### Problem to solve:
Every line with the word "xlabel" in it should be extracted from the data that follows.

· · · · · · ·

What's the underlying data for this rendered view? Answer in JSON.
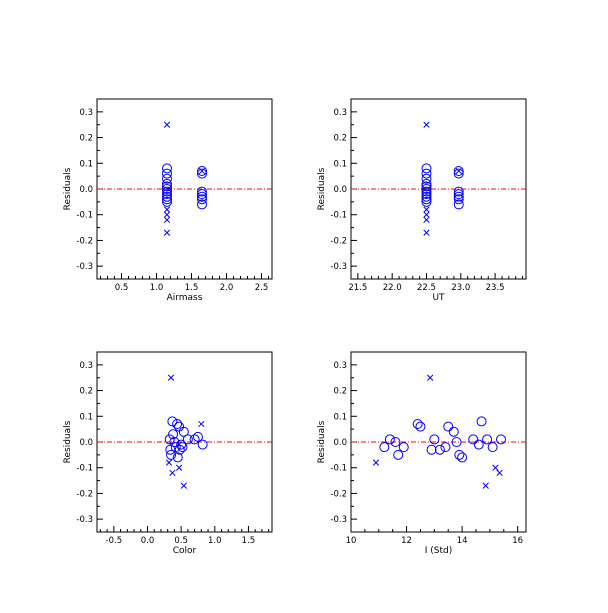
{
  "colors": {
    "marker": "#0000ff",
    "reference_line": "#ff0000",
    "axes": "#000000"
  },
  "chart_data": [
    {
      "type": "scatter",
      "xlabel": "Airmass",
      "ylabel": "Residuals",
      "xlim": [
        0.15,
        2.65
      ],
      "ylim": [
        -0.35,
        0.35
      ],
      "xticks": [
        0.5,
        1.0,
        1.5,
        2.0,
        2.5
      ],
      "xtick_labels": [
        "0.5",
        "1.0",
        "1.5",
        "2.0",
        "2.5"
      ],
      "xminor": 0.1,
      "yticks": [
        -0.3,
        -0.2,
        -0.1,
        0.0,
        0.1,
        0.2,
        0.3
      ],
      "ytick_labels": [
        "-0.3",
        "-0.2",
        "-0.1",
        "0.0",
        "0.1",
        "0.2",
        "0.3"
      ],
      "yminor": 0.05,
      "reference_line_y": 0,
      "series": [
        {
          "marker": "circle",
          "points": [
            [
              1.15,
              0.08
            ],
            [
              1.15,
              0.06
            ],
            [
              1.15,
              0.04
            ],
            [
              1.15,
              0.02
            ],
            [
              1.15,
              0.01
            ],
            [
              1.15,
              0.0
            ],
            [
              1.15,
              -0.01
            ],
            [
              1.15,
              -0.02
            ],
            [
              1.15,
              -0.03
            ],
            [
              1.15,
              -0.04
            ],
            [
              1.15,
              -0.05
            ],
            [
              1.65,
              0.07
            ],
            [
              1.65,
              0.06
            ],
            [
              1.65,
              -0.01
            ],
            [
              1.65,
              -0.02
            ],
            [
              1.65,
              -0.03
            ],
            [
              1.65,
              -0.04
            ],
            [
              1.65,
              -0.06
            ]
          ]
        },
        {
          "marker": "cross",
          "points": [
            [
              1.15,
              0.25
            ],
            [
              1.15,
              -0.08
            ],
            [
              1.15,
              -0.1
            ],
            [
              1.15,
              -0.12
            ],
            [
              1.15,
              -0.17
            ],
            [
              1.65,
              0.07
            ]
          ]
        }
      ]
    },
    {
      "type": "scatter",
      "xlabel": "UT",
      "ylabel": "Residuals",
      "xlim": [
        21.4,
        23.95
      ],
      "ylim": [
        -0.35,
        0.35
      ],
      "xticks": [
        21.5,
        22.0,
        22.5,
        23.0,
        23.5
      ],
      "xtick_labels": [
        "21.5",
        "22.0",
        "22.5",
        "23.0",
        "23.5"
      ],
      "xminor": 0.1,
      "yticks": [
        -0.3,
        -0.2,
        -0.1,
        0.0,
        0.1,
        0.2,
        0.3
      ],
      "ytick_labels": [
        "-0.3",
        "-0.2",
        "-0.1",
        "0.0",
        "0.1",
        "0.2",
        "0.3"
      ],
      "yminor": 0.05,
      "reference_line_y": 0,
      "series": [
        {
          "marker": "circle",
          "points": [
            [
              22.5,
              0.08
            ],
            [
              22.5,
              0.06
            ],
            [
              22.5,
              0.04
            ],
            [
              22.5,
              0.02
            ],
            [
              22.5,
              0.01
            ],
            [
              22.5,
              0.0
            ],
            [
              22.5,
              -0.01
            ],
            [
              22.5,
              -0.02
            ],
            [
              22.5,
              -0.03
            ],
            [
              22.5,
              -0.04
            ],
            [
              22.5,
              -0.05
            ],
            [
              22.97,
              0.07
            ],
            [
              22.97,
              0.06
            ],
            [
              22.97,
              -0.01
            ],
            [
              22.97,
              -0.02
            ],
            [
              22.97,
              -0.03
            ],
            [
              22.97,
              -0.04
            ],
            [
              22.97,
              -0.06
            ]
          ]
        },
        {
          "marker": "cross",
          "points": [
            [
              22.5,
              0.25
            ],
            [
              22.5,
              -0.08
            ],
            [
              22.5,
              -0.1
            ],
            [
              22.5,
              -0.12
            ],
            [
              22.5,
              -0.17
            ],
            [
              22.97,
              0.07
            ]
          ]
        }
      ]
    },
    {
      "type": "scatter",
      "xlabel": "Color",
      "ylabel": "Residuals",
      "xlim": [
        -0.75,
        1.85
      ],
      "ylim": [
        -0.35,
        0.35
      ],
      "xticks": [
        -0.5,
        0.0,
        0.5,
        1.0,
        1.5
      ],
      "xtick_labels": [
        "-0.5",
        "0.0",
        "0.5",
        "1.0",
        "1.5"
      ],
      "xminor": 0.1,
      "yticks": [
        -0.3,
        -0.2,
        -0.1,
        0.0,
        0.1,
        0.2,
        0.3
      ],
      "ytick_labels": [
        "-0.3",
        "-0.2",
        "-0.1",
        "0.0",
        "0.1",
        "0.2",
        "0.3"
      ],
      "yminor": 0.05,
      "reference_line_y": 0,
      "series": [
        {
          "marker": "circle",
          "points": [
            [
              0.33,
              0.01
            ],
            [
              0.34,
              -0.03
            ],
            [
              0.35,
              -0.05
            ],
            [
              0.37,
              0.08
            ],
            [
              0.38,
              0.03
            ],
            [
              0.4,
              0.0
            ],
            [
              0.42,
              -0.02
            ],
            [
              0.44,
              0.07
            ],
            [
              0.45,
              -0.06
            ],
            [
              0.47,
              0.06
            ],
            [
              0.48,
              -0.03
            ],
            [
              0.5,
              -0.01
            ],
            [
              0.52,
              -0.02
            ],
            [
              0.54,
              0.04
            ],
            [
              0.6,
              0.01
            ],
            [
              0.7,
              0.01
            ],
            [
              0.75,
              0.02
            ],
            [
              0.82,
              -0.01
            ]
          ]
        },
        {
          "marker": "cross",
          "points": [
            [
              0.35,
              0.25
            ],
            [
              0.37,
              -0.12
            ],
            [
              0.47,
              -0.1
            ],
            [
              0.54,
              -0.17
            ],
            [
              0.8,
              0.07
            ],
            [
              0.32,
              -0.08
            ]
          ]
        }
      ]
    },
    {
      "type": "scatter",
      "xlabel": "I (Std)",
      "ylabel": "Residuals",
      "xlim": [
        10.0,
        16.3
      ],
      "ylim": [
        -0.35,
        0.35
      ],
      "xticks": [
        10,
        12,
        14,
        16
      ],
      "xtick_labels": [
        "10",
        "12",
        "14",
        "16"
      ],
      "xminor": 0.5,
      "yticks": [
        -0.3,
        -0.2,
        -0.1,
        0.0,
        0.1,
        0.2,
        0.3
      ],
      "ytick_labels": [
        "-0.3",
        "-0.2",
        "-0.1",
        "0.0",
        "0.1",
        "0.2",
        "0.3"
      ],
      "yminor": 0.05,
      "reference_line_y": 0,
      "series": [
        {
          "marker": "circle",
          "points": [
            [
              11.2,
              -0.02
            ],
            [
              11.4,
              0.01
            ],
            [
              11.6,
              0.0
            ],
            [
              11.7,
              -0.05
            ],
            [
              11.9,
              -0.02
            ],
            [
              12.4,
              0.07
            ],
            [
              12.5,
              0.06
            ],
            [
              12.9,
              -0.03
            ],
            [
              13.0,
              0.01
            ],
            [
              13.2,
              -0.03
            ],
            [
              13.4,
              -0.02
            ],
            [
              13.5,
              0.06
            ],
            [
              13.7,
              0.04
            ],
            [
              13.8,
              0.0
            ],
            [
              13.9,
              -0.05
            ],
            [
              14.0,
              -0.06
            ],
            [
              14.4,
              0.01
            ],
            [
              14.6,
              -0.01
            ],
            [
              14.7,
              0.08
            ],
            [
              14.9,
              0.01
            ],
            [
              15.1,
              -0.02
            ],
            [
              15.4,
              0.01
            ]
          ]
        },
        {
          "marker": "cross",
          "points": [
            [
              10.9,
              -0.08
            ],
            [
              12.85,
              0.25
            ],
            [
              14.85,
              -0.17
            ],
            [
              15.2,
              -0.1
            ],
            [
              15.35,
              -0.12
            ]
          ]
        }
      ]
    }
  ]
}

· · · · · · ·

### Answer to this task:
      "xlabel": "Airmass",
      "xlabel": "UT",
      "xlabel": "Color",
      "xlabel": "I (Std)",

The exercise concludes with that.